* [WRITTEN INSTRUCTION] Send each entry back exactly as given, pictures excluded.

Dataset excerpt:
Start

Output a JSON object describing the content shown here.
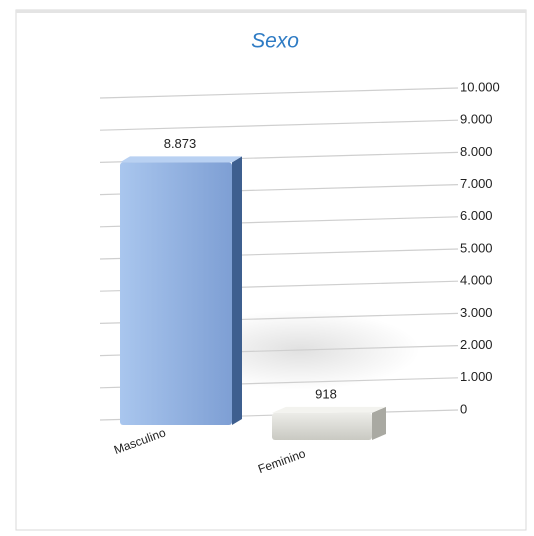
{
  "chart_data": {
    "type": "bar3d",
    "title": "Sexo",
    "categories": [
      "Masculino",
      "Feminino"
    ],
    "values": [
      8873,
      918
    ],
    "value_labels": [
      "8.873",
      "918"
    ],
    "colors": [
      "#8fb2e3",
      "#d9d9d3"
    ],
    "ylim": [
      0,
      10000
    ],
    "yticks": [
      0,
      {
        "value": 1000,
        "label": "1.000"
      },
      {
        "value": 2000,
        "label": "2.000"
      },
      {
        "value": 3000,
        "label": "3.000"
      },
      {
        "value": 4000,
        "label": "4.000"
      },
      {
        "value": 5000,
        "label": "5.000"
      },
      {
        "value": 6000,
        "label": "6.000"
      },
      {
        "value": 7000,
        "label": "7.000"
      },
      {
        "value": 8000,
        "label": "8.000"
      },
      {
        "value": 9000,
        "label": "9.000"
      },
      {
        "value": 10000,
        "label": "10.000"
      }
    ],
    "grid": true
  }
}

End

* [OUTPUT BELOW]
Output a JSON object describing the content shown here.
{
  "chart_data": {
    "type": "bar3d",
    "title": "Sexo",
    "categories": [
      "Masculino",
      "Feminino"
    ],
    "values": [
      8873,
      918
    ],
    "value_labels": [
      "8.873",
      "918"
    ],
    "colors": [
      "#8fb2e3",
      "#d9d9d3"
    ],
    "ylim": [
      0,
      10000
    ],
    "yticks": [
      0,
      {
        "value": 1000,
        "label": "1.000"
      },
      {
        "value": 2000,
        "label": "2.000"
      },
      {
        "value": 3000,
        "label": "3.000"
      },
      {
        "value": 4000,
        "label": "4.000"
      },
      {
        "value": 5000,
        "label": "5.000"
      },
      {
        "value": 6000,
        "label": "6.000"
      },
      {
        "value": 7000,
        "label": "7.000"
      },
      {
        "value": 8000,
        "label": "8.000"
      },
      {
        "value": 9000,
        "label": "9.000"
      },
      {
        "value": 10000,
        "label": "10.000"
      }
    ],
    "grid": true
  }
}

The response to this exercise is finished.